Records:

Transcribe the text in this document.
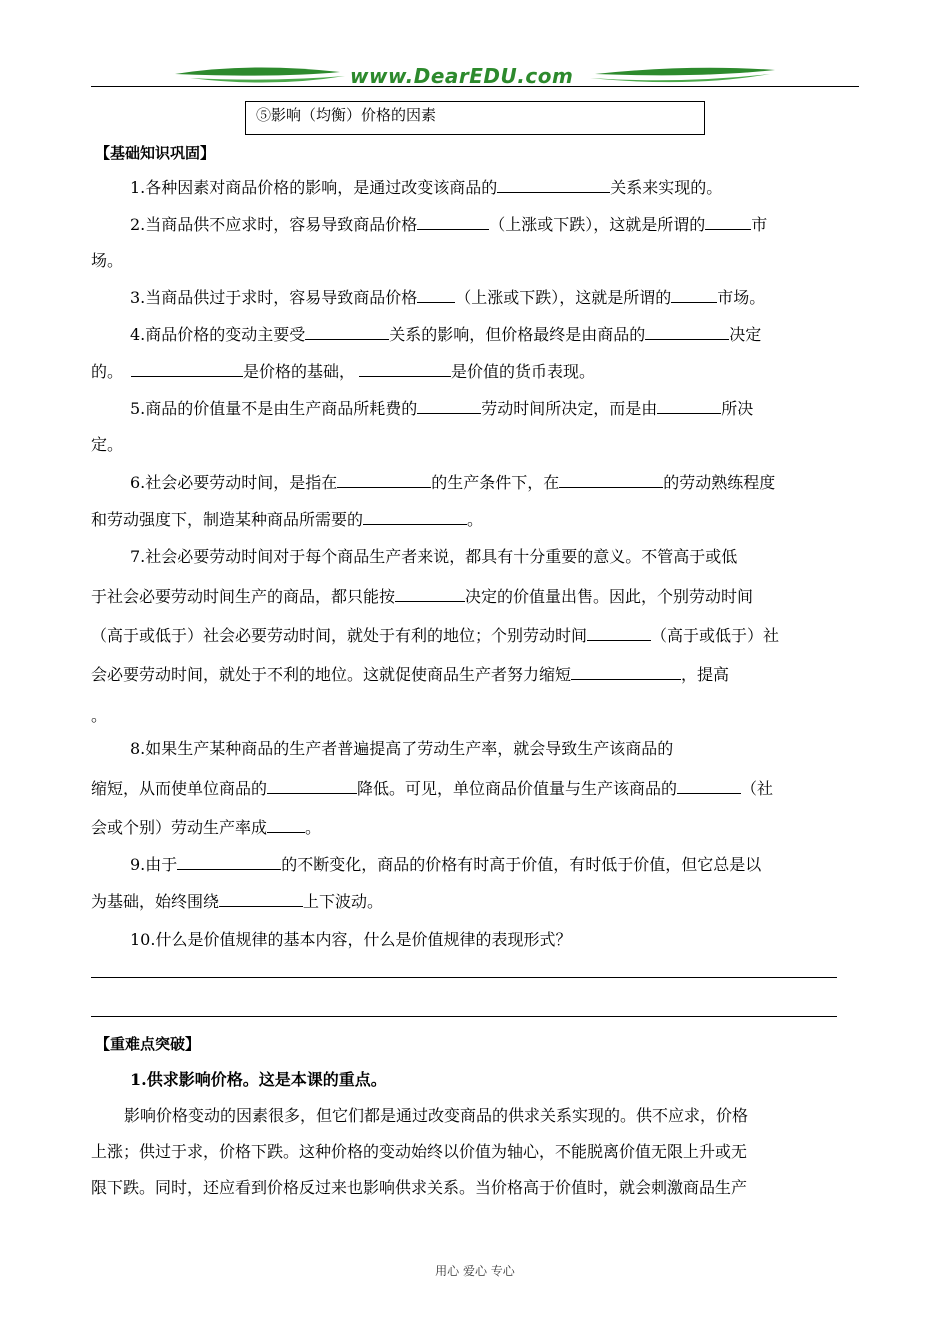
www.DearEDU.com
⑤影响（均衡）价格的因素
【基础知识巩固】
1.各种因素对商品价格的影响，是通过改变该商品的	关系来实现的。
2.当商品供不应求时，容易导致商品价格	（上涨或下跌），这就是所谓的	市
场。
3.当商品供过于求时，容易导致商品价格 （上涨或下跌），这就是所谓的	市场。
4.商品价格的变动主要受	关系的影响，但价格最终是由商品的	决定
的。	是价格的基础，	是价值的货币表现。
5.商品的价值量不是由生产商品所耗费的	劳动时间所决定，而是由	所决
定。
6.社会必要劳动时间，是指在	的生产条件下，在	的劳动熟练程度
和劳动强度下，制造某种商品所需要的	。
7.社会必要劳动时间对于每个商品生产者来说，都具有十分重要的意义。不管高于或低
于社会必要劳动时间生产的商品，都只能按	决定的价值量出售。因此，个别劳动时间
（高于或低于）社会必要劳动时间，就处于有利的地位；个别劳动时间	（高于或低于）社
会必要劳动时间，就处于不利的地位。这就促使商品生产者努力缩短	，提高
。
8.如果生产某种商品的生产者普遍提高了劳动生产率，就会导致生产该商品的
缩短，从而使单位商品的	降低。可见，单位商品价值量与生产该商品的	（社
会或个别）劳动生产率成 。
9.由于	的不断变化，商品的价格有时高于价值，有时低于价值，但它总是以
为基础，始终围绕	上下波动。
10.什么是价值规律的基本内容，什么是价值规律的表现形式？
【重难点突破】
1.供求影响价格。这是本课的重点。
影响价格变动的因素很多，但它们都是通过改变商品的供求关系实现的。供不应求，价格
上涨；供过于求，价格下跌。这种价格的变动始终以价值为轴心，不能脱离价值无限上升或无
限下跌。同时，还应看到价格反过来也影响供求关系。当价格高于价值时，就会刺激商品生产
用心 爱心 专心
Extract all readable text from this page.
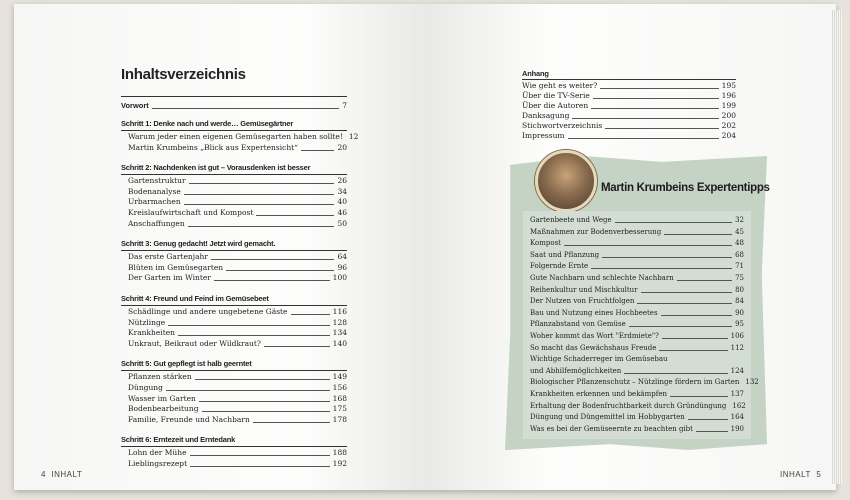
Inhaltsverzeichnis
Vorwort	7
Schritt 1: Denke nach und werde… Gemüsegärtner
Warum jeder einen eigenen Gemüsegarten haben sollte! 12
Martin Krumbeins „Blick aus Expertensicht“	20
Schritt 2: Nachdenken ist gut – Vorausdenken ist besser
Gartenstruktur	26
Bodenanalyse	34
Urbarmachen	40
Kreislaufwirtschaft und Kompost	46
Anschaffungen	50
Schritt 3: Genug gedacht! Jetzt wird gemacht.
Das erste Gartenjahr	64
Blüten im Gemüsegarten	96
Der Garten im Winter	100
Schritt 4: Freund und Feind im Gemüsebeet
Schädlinge und andere ungebetene Gäste	116
Nützlinge	128
Krankheiten	134
Unkraut, Beikraut oder Wildkraut?	140
Schritt 5: Gut gepflegt ist halb geerntet
Pflanzen stärken	149
Düngung	156
Wasser im Garten	168
Bodenbearbeitung	175
Familie, Freunde und Nachbarn	178
Schritt 6: Erntezeit und Erntedank
Lohn der Mühe	188
Lieblingsrezept	192
4 INHALT
Anhang
Wie geht es weiter?	195
Über die TV-Serie	196
Über die Autoren	199
Danksagung	200
Stichwortverzeichnis	202
Impressum	204
Martin Krumbeins Expertentipps
Gartenbeete und Wege	32
Maßnahmen zur Bodenverbesserung	45
Kompost	48
Saat und Pflanzung	68
Folgernde Ernte	71
Gute Nachbarn und schlechte Nachbarn	75
Reihenkultur und Mischkultur	80
Der Nutzen von Fruchtfolgen	84
Bau und Nutzung eines Hochbeetes	90
Pflanzabstand von Gemüse	95
Woher kommt das Wort "Erdmiete"?	106
So macht das Gewächshaus Freude	112
Wichtige Schaderreger im Gemüsebau
und Abhilfemöglichkeiten	124
Biologischer Pflanzenschutz – Nützlinge fördern im Garten 132
Krankheiten erkennen und bekämpfen	137
Erhaltung der Bodenfruchtbarkeit durch Gründüngung 162
Düngung und Düngemittel im Hobbygarten	164
Was es bei der Gemüseernte zu beachten gibt	190
INHALT 5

Problem to solve:
Show all lines from the listing above in which "Über" appears.

Answer to the problem:
Über die TV-Serie	196
Über die Autoren	199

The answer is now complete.